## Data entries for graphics

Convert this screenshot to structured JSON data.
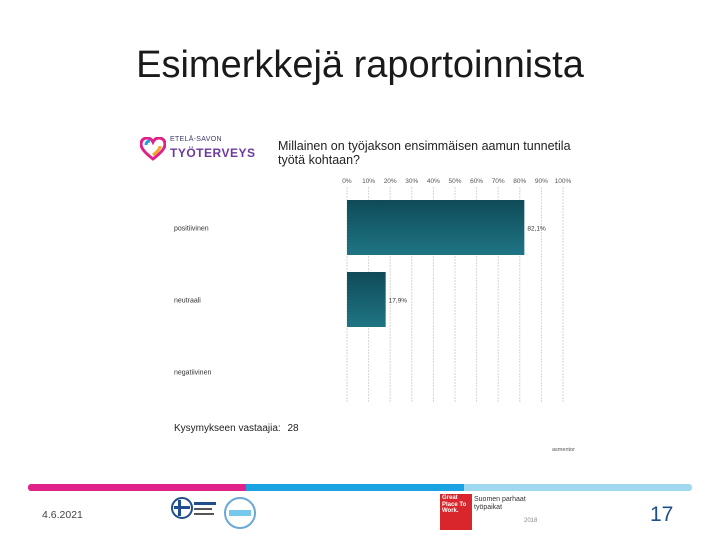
{
  "slide": {
    "title": "Esimerkkejä raportoinnista",
    "date": "4.6.2021",
    "page_number": "17"
  },
  "report": {
    "logo_top": "ETELÄ-SAVON",
    "logo_bottom": "TYÖTERVEYS",
    "respondents_label": "Kysymykseen vastaajia:",
    "respondents_count": "28",
    "footer_brand": "asmentor",
    "bar_color": "#17606f"
  },
  "footer_logos": {
    "gptw_text": "Great Place To Work.",
    "gptw_side": "Suomen parhaat työpaikat",
    "gptw_year": "2018"
  },
  "colors": {
    "stripe_pink": "#e0218a",
    "stripe_blue": "#1aa3e0",
    "stripe_pale": "#9fd8ef",
    "page_number": "#1f4e8c"
  },
  "chart_data": {
    "type": "bar",
    "orientation": "horizontal",
    "title": "Millainen on työjakson ensimmäisen aamun tunnetila työtä kohtaan?",
    "categories": [
      "positiivinen",
      "neutraali",
      "negatiivinen"
    ],
    "values": [
      82.1,
      17.9,
      0
    ],
    "value_labels": [
      "82,1%",
      "17,9%",
      ""
    ],
    "xlim": [
      0,
      100
    ],
    "ticks": [
      "0%",
      "10%",
      "20%",
      "30%",
      "40%",
      "50%",
      "60%",
      "70%",
      "80%",
      "90%",
      "100%"
    ],
    "grid": true
  }
}
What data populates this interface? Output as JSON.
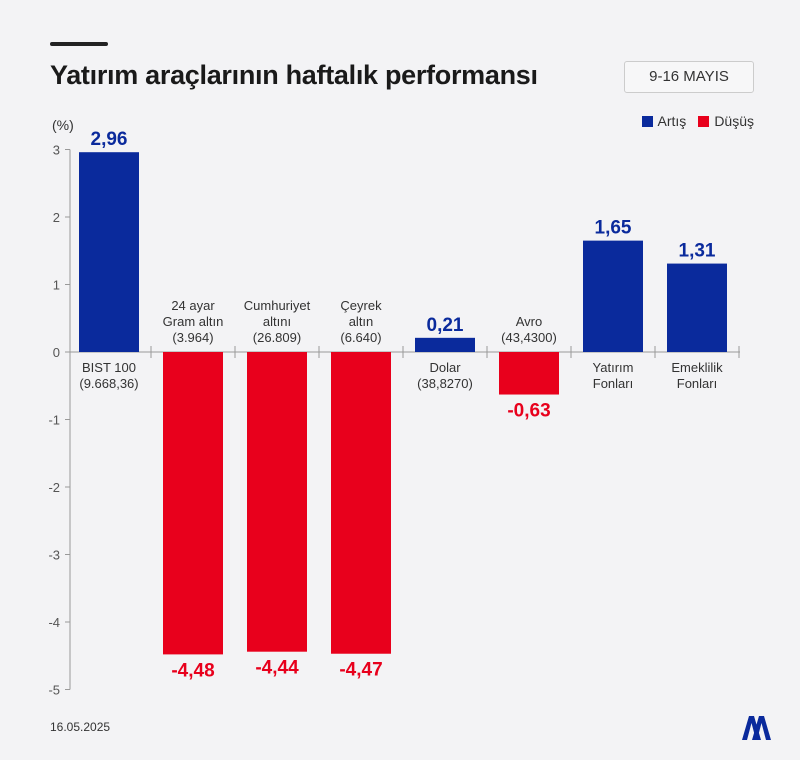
{
  "header": {
    "title": "Yatırım araçlarının haftalık performansı",
    "date_range": "9-16 MAYIS"
  },
  "footer": {
    "date": "16.05.2025",
    "logo_text": "AA"
  },
  "colors": {
    "increase": "#0a2a9c",
    "decrease": "#e8001c"
  },
  "chart_data": {
    "type": "bar",
    "title": "Yatırım araçlarının haftalık performansı",
    "ylabel": "(%)",
    "ylim": [
      -5,
      3
    ],
    "yticks": [
      3,
      2,
      1,
      0,
      -1,
      -2,
      -3,
      -4,
      -5
    ],
    "legend": {
      "placement": "top-right",
      "entries": [
        "Artış",
        "Düşüş"
      ]
    },
    "categories": [
      {
        "lines": [
          "BIST 100",
          "(9.668,36)"
        ]
      },
      {
        "lines": [
          "24 ayar",
          "Gram altın",
          "(3.964)"
        ]
      },
      {
        "lines": [
          "Cumhuriyet",
          "altını",
          "(26.809)"
        ]
      },
      {
        "lines": [
          "Çeyrek",
          "altın",
          "(6.640)"
        ]
      },
      {
        "lines": [
          "Dolar",
          "(38,8270)"
        ]
      },
      {
        "lines": [
          "Avro",
          "(43,4300)"
        ]
      },
      {
        "lines": [
          "Yatırım",
          "Fonları"
        ]
      },
      {
        "lines": [
          "Emeklilik",
          "Fonları"
        ]
      }
    ],
    "values": [
      2.96,
      -4.48,
      -4.44,
      -4.47,
      0.21,
      -0.63,
      1.65,
      1.31
    ],
    "value_labels": [
      "2,96",
      "-4,48",
      "-4,44",
      "-4,47",
      "0,21",
      "-0,63",
      "1,65",
      "1,31"
    ]
  }
}
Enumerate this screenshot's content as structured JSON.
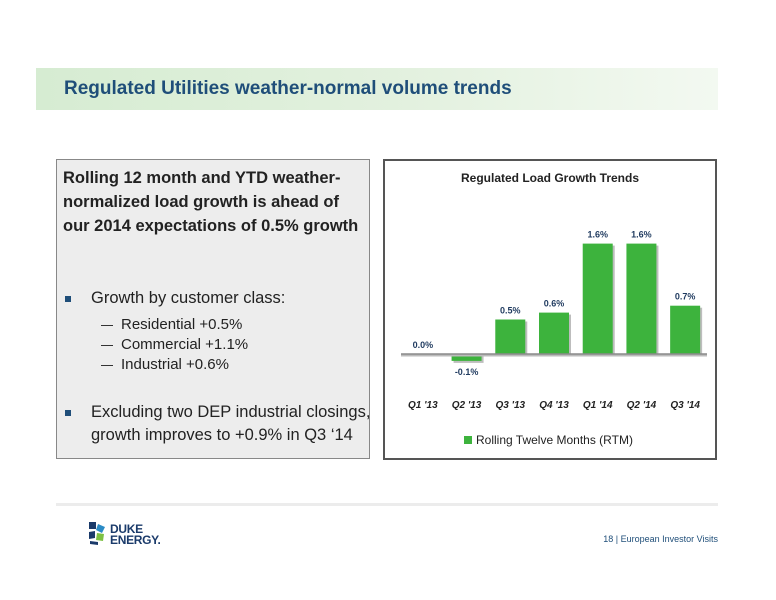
{
  "slide": {
    "title": "Regulated Utilities weather-normal volume trends"
  },
  "text_panel": {
    "headline": "Rolling 12 month and YTD weather-normalized load growth is ahead of our 2014 expectations of 0.5% growth",
    "bullet1": "Growth by customer class:",
    "sub_items": [
      "Residential +0.5%",
      "Commercial +1.1%",
      "Industrial +0.6%"
    ],
    "bullet2_line1": "Excluding two DEP industrial closings,",
    "bullet2_line2": "growth improves to +0.9%  in Q3 ‘14"
  },
  "chart_data": {
    "type": "bar",
    "title": "Regulated Load Growth Trends",
    "categories": [
      "Q1 '13",
      "Q2 '13",
      "Q3 '13",
      "Q4 '13",
      "Q1 '14",
      "Q2 '14",
      "Q3 '14"
    ],
    "series": [
      {
        "name": "Rolling Twelve Months (RTM)",
        "values": [
          0.0,
          -0.1,
          0.5,
          0.6,
          1.6,
          1.6,
          0.7
        ],
        "color": "#3db33d"
      }
    ],
    "data_labels": [
      "0.0%",
      "-0.1%",
      "0.5%",
      "0.6%",
      "1.6%",
      "1.6%",
      "0.7%"
    ],
    "ylim": [
      -0.2,
      1.7
    ],
    "legend": "bottom",
    "grid": false
  },
  "footer": {
    "logo_line1": "DUKE",
    "logo_line2": "ENERGY.",
    "page_number": "18",
    "page_label": "| European Investor Visits"
  }
}
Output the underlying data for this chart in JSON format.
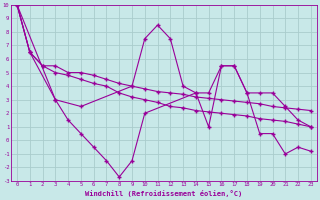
{
  "bg_color": "#c8e8e8",
  "line_color": "#990099",
  "grid_color": "#aacccc",
  "xlabel": "Windchill (Refroidissement éolien,°C)",
  "xlim": [
    -0.5,
    23.5
  ],
  "ylim": [
    -3,
    10
  ],
  "xticks": [
    0,
    1,
    2,
    3,
    4,
    5,
    6,
    7,
    8,
    9,
    10,
    11,
    12,
    13,
    14,
    15,
    16,
    17,
    18,
    19,
    20,
    21,
    22,
    23
  ],
  "yticks": [
    -3,
    -2,
    -1,
    0,
    1,
    2,
    3,
    4,
    5,
    6,
    7,
    8,
    9,
    10
  ],
  "series": [
    {
      "x": [
        0,
        1,
        2,
        3,
        4,
        5,
        6,
        7,
        8,
        9,
        10,
        11,
        12,
        13,
        14,
        15,
        16,
        17,
        18,
        19,
        20,
        21,
        22,
        23
      ],
      "y": [
        10,
        6.5,
        5.5,
        5.5,
        5.0,
        5.0,
        4.8,
        4.5,
        4.2,
        4.0,
        3.8,
        3.6,
        3.5,
        3.4,
        3.2,
        3.1,
        3.0,
        2.9,
        2.8,
        2.7,
        2.5,
        2.4,
        2.3,
        2.2
      ]
    },
    {
      "x": [
        0,
        1,
        2,
        3,
        4,
        5,
        6,
        7,
        8,
        9,
        10,
        11,
        12,
        13,
        14,
        15,
        16,
        17,
        18,
        19,
        20,
        21,
        22,
        23
      ],
      "y": [
        10,
        6.5,
        5.5,
        5.0,
        4.8,
        4.5,
        4.2,
        4.0,
        3.5,
        3.2,
        3.0,
        2.8,
        2.5,
        2.4,
        2.2,
        2.1,
        2.0,
        1.9,
        1.8,
        1.6,
        1.5,
        1.4,
        1.2,
        1.0
      ]
    },
    {
      "x": [
        0,
        1,
        3,
        5,
        9,
        10,
        11,
        12,
        13,
        14,
        15,
        16,
        17,
        18,
        19,
        20,
        21,
        22,
        23
      ],
      "y": [
        10,
        6.5,
        3.0,
        2.5,
        4.0,
        7.5,
        8.5,
        7.5,
        4.0,
        3.5,
        3.5,
        5.5,
        5.5,
        3.5,
        3.5,
        3.5,
        2.5,
        1.5,
        1.0
      ]
    },
    {
      "x": [
        0,
        3,
        4,
        5,
        6,
        7,
        8,
        9,
        10,
        14,
        15,
        16,
        17,
        18,
        19,
        20,
        21,
        22,
        23
      ],
      "y": [
        10,
        3.0,
        1.5,
        0.5,
        -0.5,
        -1.5,
        -2.7,
        -1.5,
        2.0,
        3.5,
        1.0,
        5.5,
        5.5,
        3.5,
        0.5,
        0.5,
        -1.0,
        -0.5,
        -0.8
      ]
    }
  ]
}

## Exercise aim
Copy all the records above exactly, but leave out the pictures.

## Task output
Convert this screenshot to structured JSON data.
{
  "slide": {
    "title": "Esimerkkejä raportoinnista",
    "date": "4.6.2021",
    "page_number": "17"
  },
  "report": {
    "logo_top": "ETELÄ-SAVON",
    "logo_bottom": "TYÖTERVEYS",
    "respondents_label": "Kysymykseen vastaajia:",
    "respondents_count": "28",
    "footer_brand": "asmentor",
    "bar_color": "#17606f"
  },
  "footer_logos": {
    "gptw_text": "Great Place To Work.",
    "gptw_side": "Suomen parhaat työpaikat",
    "gptw_year": "2018"
  },
  "colors": {
    "stripe_pink": "#e0218a",
    "stripe_blue": "#1aa3e0",
    "stripe_pale": "#9fd8ef",
    "page_number": "#1f4e8c"
  },
  "chart_data": {
    "type": "bar",
    "orientation": "horizontal",
    "title": "Millainen on työjakson ensimmäisen aamun tunnetila työtä kohtaan?",
    "categories": [
      "positiivinen",
      "neutraali",
      "negatiivinen"
    ],
    "values": [
      82.1,
      17.9,
      0
    ],
    "value_labels": [
      "82,1%",
      "17,9%",
      ""
    ],
    "xlim": [
      0,
      100
    ],
    "ticks": [
      "0%",
      "10%",
      "20%",
      "30%",
      "40%",
      "50%",
      "60%",
      "70%",
      "80%",
      "90%",
      "100%"
    ],
    "grid": true
  }
}
What data populates this interface? Output as JSON.
{
  "header": {
    "title": "Yatırım araçlarının haftalık performansı",
    "date_range": "9-16 MAYIS"
  },
  "footer": {
    "date": "16.05.2025",
    "logo_text": "AA"
  },
  "colors": {
    "increase": "#0a2a9c",
    "decrease": "#e8001c"
  },
  "chart_data": {
    "type": "bar",
    "title": "Yatırım araçlarının haftalık performansı",
    "ylabel": "(%)",
    "ylim": [
      -5,
      3
    ],
    "yticks": [
      3,
      2,
      1,
      0,
      -1,
      -2,
      -3,
      -4,
      -5
    ],
    "legend": {
      "placement": "top-right",
      "entries": [
        "Artış",
        "Düşüş"
      ]
    },
    "categories": [
      {
        "lines": [
          "BIST 100",
          "(9.668,36)"
        ]
      },
      {
        "lines": [
          "24 ayar",
          "Gram altın",
          "(3.964)"
        ]
      },
      {
        "lines": [
          "Cumhuriyet",
          "altını",
          "(26.809)"
        ]
      },
      {
        "lines": [
          "Çeyrek",
          "altın",
          "(6.640)"
        ]
      },
      {
        "lines": [
          "Dolar",
          "(38,8270)"
        ]
      },
      {
        "lines": [
          "Avro",
          "(43,4300)"
        ]
      },
      {
        "lines": [
          "Yatırım",
          "Fonları"
        ]
      },
      {
        "lines": [
          "Emeklilik",
          "Fonları"
        ]
      }
    ],
    "values": [
      2.96,
      -4.48,
      -4.44,
      -4.47,
      0.21,
      -0.63,
      1.65,
      1.31
    ],
    "value_labels": [
      "2,96",
      "-4,48",
      "-4,44",
      "-4,47",
      "0,21",
      "-0,63",
      "1,65",
      "1,31"
    ]
  }
}
Enumerate this screenshot's content as structured JSON.
{
  "slide": {
    "title": "Regulated Utilities weather-normal volume trends"
  },
  "text_panel": {
    "headline": "Rolling 12 month and YTD weather-normalized load growth is ahead of our 2014 expectations of 0.5% growth",
    "bullet1": "Growth by customer class:",
    "sub_items": [
      "Residential +0.5%",
      "Commercial +1.1%",
      "Industrial +0.6%"
    ],
    "bullet2_line1": "Excluding two DEP industrial closings,",
    "bullet2_line2": "growth improves to +0.9%  in Q3 ‘14"
  },
  "chart_data": {
    "type": "bar",
    "title": "Regulated Load Growth Trends",
    "categories": [
      "Q1 '13",
      "Q2 '13",
      "Q3 '13",
      "Q4 '13",
      "Q1 '14",
      "Q2 '14",
      "Q3 '14"
    ],
    "series": [
      {
        "name": "Rolling Twelve Months (RTM)",
        "values": [
          0.0,
          -0.1,
          0.5,
          0.6,
          1.6,
          1.6,
          0.7
        ],
        "color": "#3db33d"
      }
    ],
    "data_labels": [
      "0.0%",
      "-0.1%",
      "0.5%",
      "0.6%",
      "1.6%",
      "1.6%",
      "0.7%"
    ],
    "ylim": [
      -0.2,
      1.7
    ],
    "legend": "bottom",
    "grid": false
  },
  "footer": {
    "logo_line1": "DUKE",
    "logo_line2": "ENERGY.",
    "page_number": "18",
    "page_label": "| European Investor Visits"
  }
}
Output the underlying data for this chart in JSON format.
{
  "bg_color": "#c8e8e8",
  "line_color": "#990099",
  "grid_color": "#aacccc",
  "xlabel": "Windchill (Refroidissement éolien,°C)",
  "xlim": [
    -0.5,
    23.5
  ],
  "ylim": [
    -3,
    10
  ],
  "xticks": [
    0,
    1,
    2,
    3,
    4,
    5,
    6,
    7,
    8,
    9,
    10,
    11,
    12,
    13,
    14,
    15,
    16,
    17,
    18,
    19,
    20,
    21,
    22,
    23
  ],
  "yticks": [
    -3,
    -2,
    -1,
    0,
    1,
    2,
    3,
    4,
    5,
    6,
    7,
    8,
    9,
    10
  ],
  "series": [
    {
      "x": [
        0,
        1,
        2,
        3,
        4,
        5,
        6,
        7,
        8,
        9,
        10,
        11,
        12,
        13,
        14,
        15,
        16,
        17,
        18,
        19,
        20,
        21,
        22,
        23
      ],
      "y": [
        10,
        6.5,
        5.5,
        5.5,
        5.0,
        5.0,
        4.8,
        4.5,
        4.2,
        4.0,
        3.8,
        3.6,
        3.5,
        3.4,
        3.2,
        3.1,
        3.0,
        2.9,
        2.8,
        2.7,
        2.5,
        2.4,
        2.3,
        2.2
      ]
    },
    {
      "x": [
        0,
        1,
        2,
        3,
        4,
        5,
        6,
        7,
        8,
        9,
        10,
        11,
        12,
        13,
        14,
        15,
        16,
        17,
        18,
        19,
        20,
        21,
        22,
        23
      ],
      "y": [
        10,
        6.5,
        5.5,
        5.0,
        4.8,
        4.5,
        4.2,
        4.0,
        3.5,
        3.2,
        3.0,
        2.8,
        2.5,
        2.4,
        2.2,
        2.1,
        2.0,
        1.9,
        1.8,
        1.6,
        1.5,
        1.4,
        1.2,
        1.0
      ]
    },
    {
      "x": [
        0,
        1,
        3,
        5,
        9,
        10,
        11,
        12,
        13,
        14,
        15,
        16,
        17,
        18,
        19,
        20,
        21,
        22,
        23
      ],
      "y": [
        10,
        6.5,
        3.0,
        2.5,
        4.0,
        7.5,
        8.5,
        7.5,
        4.0,
        3.5,
        3.5,
        5.5,
        5.5,
        3.5,
        3.5,
        3.5,
        2.5,
        1.5,
        1.0
      ]
    },
    {
      "x": [
        0,
        3,
        4,
        5,
        6,
        7,
        8,
        9,
        10,
        14,
        15,
        16,
        17,
        18,
        19,
        20,
        21,
        22,
        23
      ],
      "y": [
        10,
        3.0,
        1.5,
        0.5,
        -0.5,
        -1.5,
        -2.7,
        -1.5,
        2.0,
        3.5,
        1.0,
        5.5,
        5.5,
        3.5,
        0.5,
        0.5,
        -1.0,
        -0.5,
        -0.8
      ]
    }
  ]
}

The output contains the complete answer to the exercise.